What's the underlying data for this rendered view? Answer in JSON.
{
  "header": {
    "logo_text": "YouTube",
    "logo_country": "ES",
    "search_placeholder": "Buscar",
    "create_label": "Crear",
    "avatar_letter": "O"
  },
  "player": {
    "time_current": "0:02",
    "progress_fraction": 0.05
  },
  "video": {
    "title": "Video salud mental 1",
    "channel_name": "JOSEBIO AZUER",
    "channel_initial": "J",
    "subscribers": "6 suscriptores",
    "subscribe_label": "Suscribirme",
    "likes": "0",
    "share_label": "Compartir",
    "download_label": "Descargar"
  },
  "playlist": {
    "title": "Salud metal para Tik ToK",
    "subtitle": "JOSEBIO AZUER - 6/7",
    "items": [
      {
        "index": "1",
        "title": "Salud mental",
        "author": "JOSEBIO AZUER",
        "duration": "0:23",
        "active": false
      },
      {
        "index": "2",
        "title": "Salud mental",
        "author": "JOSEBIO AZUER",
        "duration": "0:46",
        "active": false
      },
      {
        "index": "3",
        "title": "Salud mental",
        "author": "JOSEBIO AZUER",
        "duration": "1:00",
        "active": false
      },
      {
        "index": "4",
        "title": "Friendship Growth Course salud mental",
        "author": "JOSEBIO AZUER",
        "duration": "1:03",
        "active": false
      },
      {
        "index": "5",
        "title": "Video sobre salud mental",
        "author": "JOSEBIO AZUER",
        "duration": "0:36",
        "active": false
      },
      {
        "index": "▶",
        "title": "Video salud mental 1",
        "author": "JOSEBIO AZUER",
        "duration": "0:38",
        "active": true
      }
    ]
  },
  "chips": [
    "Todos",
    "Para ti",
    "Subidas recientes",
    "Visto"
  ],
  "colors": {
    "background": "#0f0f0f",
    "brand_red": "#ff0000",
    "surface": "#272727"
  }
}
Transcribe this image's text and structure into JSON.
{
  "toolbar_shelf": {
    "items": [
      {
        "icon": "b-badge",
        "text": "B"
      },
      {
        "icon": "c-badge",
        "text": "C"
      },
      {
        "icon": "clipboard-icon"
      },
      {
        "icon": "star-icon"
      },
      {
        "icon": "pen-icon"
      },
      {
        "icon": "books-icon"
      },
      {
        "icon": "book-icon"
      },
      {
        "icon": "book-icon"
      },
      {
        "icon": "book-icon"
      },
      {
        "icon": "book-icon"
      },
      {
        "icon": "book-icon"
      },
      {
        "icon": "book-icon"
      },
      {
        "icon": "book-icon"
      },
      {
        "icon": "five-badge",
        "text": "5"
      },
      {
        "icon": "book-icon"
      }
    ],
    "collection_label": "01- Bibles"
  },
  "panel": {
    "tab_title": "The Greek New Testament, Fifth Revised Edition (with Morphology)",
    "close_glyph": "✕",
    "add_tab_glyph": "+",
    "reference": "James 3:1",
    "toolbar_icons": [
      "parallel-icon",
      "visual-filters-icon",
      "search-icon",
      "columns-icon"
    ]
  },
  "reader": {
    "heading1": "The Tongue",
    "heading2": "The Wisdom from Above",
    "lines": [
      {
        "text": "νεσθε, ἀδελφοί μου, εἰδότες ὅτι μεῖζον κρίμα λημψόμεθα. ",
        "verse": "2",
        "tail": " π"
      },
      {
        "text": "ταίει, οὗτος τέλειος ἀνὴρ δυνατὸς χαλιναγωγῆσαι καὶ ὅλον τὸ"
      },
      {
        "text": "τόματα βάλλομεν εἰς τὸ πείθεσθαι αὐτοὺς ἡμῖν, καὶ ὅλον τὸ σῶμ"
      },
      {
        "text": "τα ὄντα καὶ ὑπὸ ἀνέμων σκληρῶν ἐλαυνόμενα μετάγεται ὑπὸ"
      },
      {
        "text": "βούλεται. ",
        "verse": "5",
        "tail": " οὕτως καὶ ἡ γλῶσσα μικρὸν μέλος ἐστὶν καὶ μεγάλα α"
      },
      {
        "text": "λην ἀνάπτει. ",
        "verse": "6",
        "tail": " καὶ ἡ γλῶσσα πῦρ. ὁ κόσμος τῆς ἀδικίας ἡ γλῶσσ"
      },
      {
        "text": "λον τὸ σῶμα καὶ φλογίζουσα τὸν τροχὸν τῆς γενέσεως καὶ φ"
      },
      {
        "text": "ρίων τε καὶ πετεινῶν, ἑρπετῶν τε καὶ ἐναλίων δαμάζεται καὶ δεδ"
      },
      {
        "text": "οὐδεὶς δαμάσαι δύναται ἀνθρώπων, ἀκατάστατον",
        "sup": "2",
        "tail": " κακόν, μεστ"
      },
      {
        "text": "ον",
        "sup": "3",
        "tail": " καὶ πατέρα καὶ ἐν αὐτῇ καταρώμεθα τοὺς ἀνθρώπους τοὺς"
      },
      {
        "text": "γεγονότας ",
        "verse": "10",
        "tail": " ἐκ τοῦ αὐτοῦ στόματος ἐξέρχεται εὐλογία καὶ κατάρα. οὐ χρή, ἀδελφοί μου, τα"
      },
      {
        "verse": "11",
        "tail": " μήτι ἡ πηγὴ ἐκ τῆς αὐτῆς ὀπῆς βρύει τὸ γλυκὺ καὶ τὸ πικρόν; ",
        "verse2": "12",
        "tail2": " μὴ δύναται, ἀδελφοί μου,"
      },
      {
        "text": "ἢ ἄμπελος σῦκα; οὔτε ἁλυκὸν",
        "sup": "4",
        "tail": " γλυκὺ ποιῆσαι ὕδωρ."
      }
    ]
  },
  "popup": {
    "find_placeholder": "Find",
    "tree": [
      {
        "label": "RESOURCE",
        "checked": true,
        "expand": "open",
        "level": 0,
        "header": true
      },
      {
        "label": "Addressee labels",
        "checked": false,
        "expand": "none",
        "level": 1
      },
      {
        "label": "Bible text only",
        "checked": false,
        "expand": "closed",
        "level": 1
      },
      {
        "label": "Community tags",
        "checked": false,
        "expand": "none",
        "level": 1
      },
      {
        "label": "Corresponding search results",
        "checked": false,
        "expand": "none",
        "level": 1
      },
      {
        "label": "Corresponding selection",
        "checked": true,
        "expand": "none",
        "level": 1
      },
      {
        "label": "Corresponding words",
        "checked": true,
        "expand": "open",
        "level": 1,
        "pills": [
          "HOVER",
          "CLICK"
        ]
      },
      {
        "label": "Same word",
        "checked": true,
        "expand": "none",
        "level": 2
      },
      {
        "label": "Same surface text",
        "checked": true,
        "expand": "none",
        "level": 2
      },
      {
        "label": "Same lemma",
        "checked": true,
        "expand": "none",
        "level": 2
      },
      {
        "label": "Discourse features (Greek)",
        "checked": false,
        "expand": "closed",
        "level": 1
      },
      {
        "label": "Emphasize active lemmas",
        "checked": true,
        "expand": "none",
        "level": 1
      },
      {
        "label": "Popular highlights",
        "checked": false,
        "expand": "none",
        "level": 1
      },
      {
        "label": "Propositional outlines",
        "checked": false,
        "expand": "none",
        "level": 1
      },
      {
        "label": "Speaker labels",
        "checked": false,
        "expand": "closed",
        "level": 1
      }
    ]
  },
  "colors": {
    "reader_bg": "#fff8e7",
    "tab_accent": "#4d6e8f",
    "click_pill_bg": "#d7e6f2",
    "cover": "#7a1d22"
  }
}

The task: Your answer should be a single number: how many lines of the material contain the word "ὅλον".

Response to the task: 2